• Aim of the exercise:
Output each entry below as it stands, leaving out every picture.

#### Input records

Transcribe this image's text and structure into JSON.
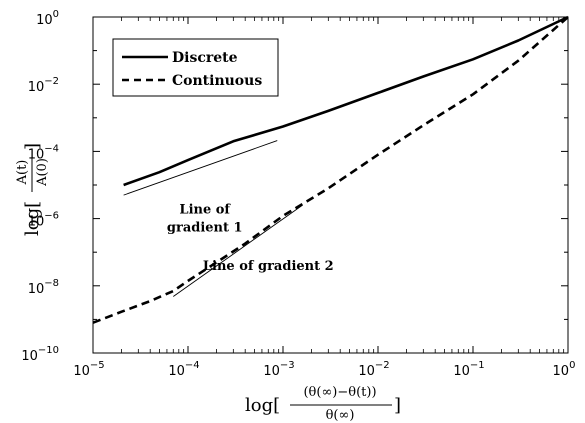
{
  "chart_data": {
    "type": "line",
    "x_scale": "log",
    "y_scale": "log",
    "xlim": [
      1e-05,
      1
    ],
    "ylim": [
      1e-10,
      1
    ],
    "x_ticks": [
      {
        "base": "10",
        "exp": "−5",
        "value": 1e-05
      },
      {
        "base": "10",
        "exp": "−4",
        "value": 0.0001
      },
      {
        "base": "10",
        "exp": "−3",
        "value": 0.001
      },
      {
        "base": "10",
        "exp": "−2",
        "value": 0.01
      },
      {
        "base": "10",
        "exp": "−1",
        "value": 0.1
      },
      {
        "base": "10",
        "exp": "0",
        "value": 1
      }
    ],
    "y_ticks": [
      {
        "base": "10",
        "exp": "−10",
        "value": 1e-10
      },
      {
        "base": "10",
        "exp": "−8",
        "value": 1e-08
      },
      {
        "base": "10",
        "exp": "−6",
        "value": 1e-06
      },
      {
        "base": "10",
        "exp": "−4",
        "value": 0.0001
      },
      {
        "base": "10",
        "exp": "−2",
        "value": 0.01
      },
      {
        "base": "10",
        "exp": "0",
        "value": 1
      }
    ],
    "xlabel": {
      "prefix": "log[",
      "numerator": "(θ(∞)−θ(t))",
      "denominator": "θ(∞)",
      "suffix": "]"
    },
    "ylabel": {
      "prefix": "log[",
      "numerator": "A(t)",
      "denominator": "A(0)",
      "suffix": "]"
    },
    "grid": false,
    "legend_position": "top-left",
    "series": [
      {
        "name": "Discrete",
        "style": "solid",
        "x": [
          2.1e-05,
          5e-05,
          0.0001,
          0.0003,
          0.001,
          0.003,
          0.01,
          0.03,
          0.1,
          0.3,
          1
        ],
        "y": [
          1e-05,
          2.4e-05,
          5.5e-05,
          0.0002,
          0.00055,
          0.0016,
          0.0055,
          0.017,
          0.055,
          0.2,
          1
        ]
      },
      {
        "name": "Continuous",
        "style": "dashed",
        "x": [
          1e-05,
          2e-05,
          4e-05,
          7e-05,
          0.0001,
          0.0002,
          0.0004,
          0.001,
          0.003,
          0.01,
          0.03,
          0.1,
          0.3,
          1
        ],
        "y": [
          8e-10,
          1.7e-09,
          3.5e-09,
          7e-09,
          1.4e-08,
          5e-08,
          1.8e-07,
          1.2e-06,
          8e-06,
          8e-05,
          0.0006,
          0.005,
          0.05,
          1
        ]
      }
    ],
    "reference_lines": [
      {
        "label": "Line of gradient 1",
        "gradient": 1,
        "x": [
          2.1e-05,
          0.00087
        ],
        "y": [
          5e-06,
          0.00021
        ]
      },
      {
        "label": "Line of gradient 2",
        "gradient": 2,
        "x": [
          7e-05,
          0.0016
        ],
        "y": [
          4.8e-09,
          2.5e-06
        ]
      }
    ],
    "annotations": [
      {
        "lines": [
          "Line of",
          "gradient 1"
        ],
        "x": 0.00015,
        "y": 1.4e-06
      },
      {
        "lines": [
          "Line of gradient 2"
        ],
        "x": 0.0007,
        "y": 3e-08
      }
    ]
  }
}
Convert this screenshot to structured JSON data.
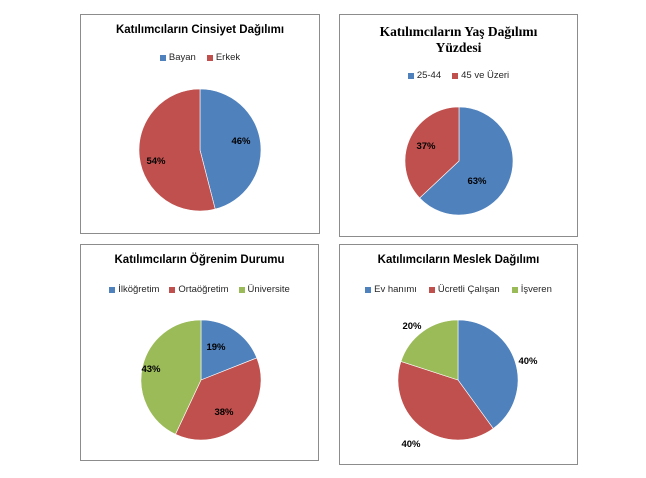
{
  "chart_data": [
    {
      "type": "pie",
      "title": "Katılımcıların Cinsiyet Dağılımı",
      "legend_position": "top",
      "categories": [
        "Bayan",
        "Erkek"
      ],
      "values": [
        46,
        54
      ],
      "data_labels": [
        "46%",
        "54%"
      ],
      "colors": [
        "#4f81bd",
        "#c0504d"
      ]
    },
    {
      "type": "pie",
      "title": "Katılımcıların Yaş Dağılımı Yüzdesi",
      "legend_position": "top",
      "categories": [
        "25-44",
        "45 ve Üzeri"
      ],
      "values": [
        63,
        37
      ],
      "data_labels": [
        "63%",
        "37%"
      ],
      "colors": [
        "#4f81bd",
        "#c0504d"
      ]
    },
    {
      "type": "pie",
      "title": "Katılımcıların Öğrenim Durumu",
      "legend_position": "top",
      "categories": [
        "İlköğretim",
        "Ortaöğretim",
        "Üniversite"
      ],
      "values": [
        19,
        38,
        43
      ],
      "data_labels": [
        "19%",
        "38%",
        "43%"
      ],
      "colors": [
        "#4f81bd",
        "#c0504d",
        "#9bbb59"
      ]
    },
    {
      "type": "pie",
      "title": "Katılımcıların Meslek Dağılımı",
      "legend_position": "top",
      "categories": [
        "Ev hanımı",
        "Ücretli Çalışan",
        "İşveren"
      ],
      "values": [
        40,
        40,
        20
      ],
      "data_labels": [
        "40%",
        "40%",
        "20%"
      ],
      "colors": [
        "#4f81bd",
        "#c0504d",
        "#9bbb59"
      ]
    }
  ]
}
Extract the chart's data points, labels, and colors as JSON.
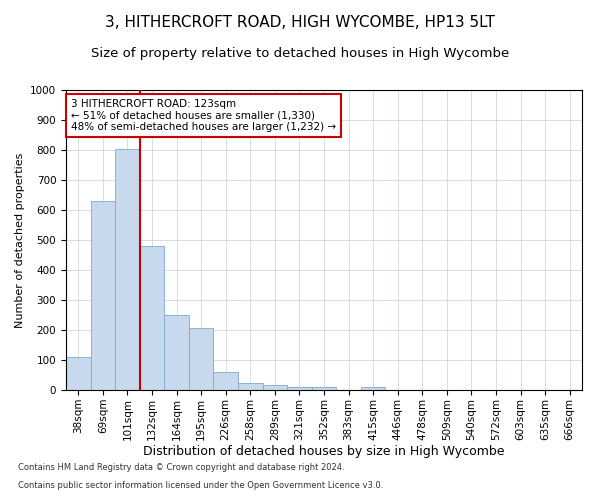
{
  "title1": "3, HITHERCROFT ROAD, HIGH WYCOMBE, HP13 5LT",
  "title2": "Size of property relative to detached houses in High Wycombe",
  "xlabel": "Distribution of detached houses by size in High Wycombe",
  "ylabel": "Number of detached properties",
  "footnote1": "Contains HM Land Registry data © Crown copyright and database right 2024.",
  "footnote2": "Contains public sector information licensed under the Open Government Licence v3.0.",
  "categories": [
    "38sqm",
    "69sqm",
    "101sqm",
    "132sqm",
    "164sqm",
    "195sqm",
    "226sqm",
    "258sqm",
    "289sqm",
    "321sqm",
    "352sqm",
    "383sqm",
    "415sqm",
    "446sqm",
    "478sqm",
    "509sqm",
    "540sqm",
    "572sqm",
    "603sqm",
    "635sqm",
    "666sqm"
  ],
  "values": [
    110,
    630,
    805,
    480,
    250,
    207,
    60,
    25,
    17,
    10,
    10,
    0,
    10,
    0,
    0,
    0,
    0,
    0,
    0,
    0,
    0
  ],
  "bar_color": "#c8d9ee",
  "bar_edge_color": "#7aaad0",
  "vline_color": "#cc0000",
  "vline_index": 2.5,
  "annotation_line1": "3 HITHERCROFT ROAD: 123sqm",
  "annotation_line2": "← 51% of detached houses are smaller (1,330)",
  "annotation_line3": "48% of semi-detached houses are larger (1,232) →",
  "annotation_box_color": "#ffffff",
  "annotation_box_edge": "#cc0000",
  "ylim": [
    0,
    1000
  ],
  "yticks": [
    0,
    100,
    200,
    300,
    400,
    500,
    600,
    700,
    800,
    900,
    1000
  ],
  "bg_color": "#ffffff",
  "grid_color": "#c8d0d8",
  "title1_fontsize": 11,
  "title2_fontsize": 9.5,
  "xlabel_fontsize": 9,
  "ylabel_fontsize": 8,
  "tick_fontsize": 7.5,
  "annot_fontsize": 7.5,
  "footnote_fontsize": 6
}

########

• Task solution:
Transcribe this image's text and structure into JSON.
{
  "chart_data": {
    "type": "line",
    "x_scale": "log",
    "y_scale": "log",
    "xlim": [
      1e-05,
      1
    ],
    "ylim": [
      1e-10,
      1
    ],
    "x_ticks": [
      {
        "base": "10",
        "exp": "−5",
        "value": 1e-05
      },
      {
        "base": "10",
        "exp": "−4",
        "value": 0.0001
      },
      {
        "base": "10",
        "exp": "−3",
        "value": 0.001
      },
      {
        "base": "10",
        "exp": "−2",
        "value": 0.01
      },
      {
        "base": "10",
        "exp": "−1",
        "value": 0.1
      },
      {
        "base": "10",
        "exp": "0",
        "value": 1
      }
    ],
    "y_ticks": [
      {
        "base": "10",
        "exp": "−10",
        "value": 1e-10
      },
      {
        "base": "10",
        "exp": "−8",
        "value": 1e-08
      },
      {
        "base": "10",
        "exp": "−6",
        "value": 1e-06
      },
      {
        "base": "10",
        "exp": "−4",
        "value": 0.0001
      },
      {
        "base": "10",
        "exp": "−2",
        "value": 0.01
      },
      {
        "base": "10",
        "exp": "0",
        "value": 1
      }
    ],
    "xlabel": {
      "prefix": "log[",
      "numerator": "(θ(∞)−θ(t))",
      "denominator": "θ(∞)",
      "suffix": "]"
    },
    "ylabel": {
      "prefix": "log[",
      "numerator": "A(t)",
      "denominator": "A(0)",
      "suffix": "]"
    },
    "grid": false,
    "legend_position": "top-left",
    "series": [
      {
        "name": "Discrete",
        "style": "solid",
        "x": [
          2.1e-05,
          5e-05,
          0.0001,
          0.0003,
          0.001,
          0.003,
          0.01,
          0.03,
          0.1,
          0.3,
          1
        ],
        "y": [
          1e-05,
          2.4e-05,
          5.5e-05,
          0.0002,
          0.00055,
          0.0016,
          0.0055,
          0.017,
          0.055,
          0.2,
          1
        ]
      },
      {
        "name": "Continuous",
        "style": "dashed",
        "x": [
          1e-05,
          2e-05,
          4e-05,
          7e-05,
          0.0001,
          0.0002,
          0.0004,
          0.001,
          0.003,
          0.01,
          0.03,
          0.1,
          0.3,
          1
        ],
        "y": [
          8e-10,
          1.7e-09,
          3.5e-09,
          7e-09,
          1.4e-08,
          5e-08,
          1.8e-07,
          1.2e-06,
          8e-06,
          8e-05,
          0.0006,
          0.005,
          0.05,
          1
        ]
      }
    ],
    "reference_lines": [
      {
        "label": "Line of gradient 1",
        "gradient": 1,
        "x": [
          2.1e-05,
          0.00087
        ],
        "y": [
          5e-06,
          0.00021
        ]
      },
      {
        "label": "Line of gradient 2",
        "gradient": 2,
        "x": [
          7e-05,
          0.0016
        ],
        "y": [
          4.8e-09,
          2.5e-06
        ]
      }
    ],
    "annotations": [
      {
        "lines": [
          "Line of",
          "gradient 1"
        ],
        "x": 0.00015,
        "y": 1.4e-06
      },
      {
        "lines": [
          "Line of gradient 2"
        ],
        "x": 0.0007,
        "y": 3e-08
      }
    ]
  }
}
Convert this screenshot to structured JSON data.
{
  "chart_data": [
    {
      "type": "pie",
      "title": "Katılımcıların Cinsiyet Dağılımı",
      "legend_position": "top",
      "categories": [
        "Bayan",
        "Erkek"
      ],
      "values": [
        46,
        54
      ],
      "data_labels": [
        "46%",
        "54%"
      ],
      "colors": [
        "#4f81bd",
        "#c0504d"
      ]
    },
    {
      "type": "pie",
      "title": "Katılımcıların Yaş Dağılımı Yüzdesi",
      "legend_position": "top",
      "categories": [
        "25-44",
        "45 ve Üzeri"
      ],
      "values": [
        63,
        37
      ],
      "data_labels": [
        "63%",
        "37%"
      ],
      "colors": [
        "#4f81bd",
        "#c0504d"
      ]
    },
    {
      "type": "pie",
      "title": "Katılımcıların Öğrenim Durumu",
      "legend_position": "top",
      "categories": [
        "İlköğretim",
        "Ortaöğretim",
        "Üniversite"
      ],
      "values": [
        19,
        38,
        43
      ],
      "data_labels": [
        "19%",
        "38%",
        "43%"
      ],
      "colors": [
        "#4f81bd",
        "#c0504d",
        "#9bbb59"
      ]
    },
    {
      "type": "pie",
      "title": "Katılımcıların Meslek Dağılımı",
      "legend_position": "top",
      "categories": [
        "Ev hanımı",
        "Ücretli Çalışan",
        "İşveren"
      ],
      "values": [
        40,
        40,
        20
      ],
      "data_labels": [
        "40%",
        "40%",
        "20%"
      ],
      "colors": [
        "#4f81bd",
        "#c0504d",
        "#9bbb59"
      ]
    }
  ]
}
Extract the chart's data points, labels, and colors as JSON.
{
  "title1": "3, HITHERCROFT ROAD, HIGH WYCOMBE, HP13 5LT",
  "title2": "Size of property relative to detached houses in High Wycombe",
  "xlabel": "Distribution of detached houses by size in High Wycombe",
  "ylabel": "Number of detached properties",
  "footnote1": "Contains HM Land Registry data © Crown copyright and database right 2024.",
  "footnote2": "Contains public sector information licensed under the Open Government Licence v3.0.",
  "categories": [
    "38sqm",
    "69sqm",
    "101sqm",
    "132sqm",
    "164sqm",
    "195sqm",
    "226sqm",
    "258sqm",
    "289sqm",
    "321sqm",
    "352sqm",
    "383sqm",
    "415sqm",
    "446sqm",
    "478sqm",
    "509sqm",
    "540sqm",
    "572sqm",
    "603sqm",
    "635sqm",
    "666sqm"
  ],
  "values": [
    110,
    630,
    805,
    480,
    250,
    207,
    60,
    25,
    17,
    10,
    10,
    0,
    10,
    0,
    0,
    0,
    0,
    0,
    0,
    0,
    0
  ],
  "bar_color": "#c8d9ee",
  "bar_edge_color": "#7aaad0",
  "vline_color": "#cc0000",
  "vline_index": 2.5,
  "annotation_line1": "3 HITHERCROFT ROAD: 123sqm",
  "annotation_line2": "← 51% of detached houses are smaller (1,330)",
  "annotation_line3": "48% of semi-detached houses are larger (1,232) →",
  "annotation_box_color": "#ffffff",
  "annotation_box_edge": "#cc0000",
  "ylim": [
    0,
    1000
  ],
  "yticks": [
    0,
    100,
    200,
    300,
    400,
    500,
    600,
    700,
    800,
    900,
    1000
  ],
  "bg_color": "#ffffff",
  "grid_color": "#c8d0d8",
  "title1_fontsize": 11,
  "title2_fontsize": 9.5,
  "xlabel_fontsize": 9,
  "ylabel_fontsize": 8,
  "tick_fontsize": 7.5,
  "annot_fontsize": 7.5,
  "footnote_fontsize": 6
}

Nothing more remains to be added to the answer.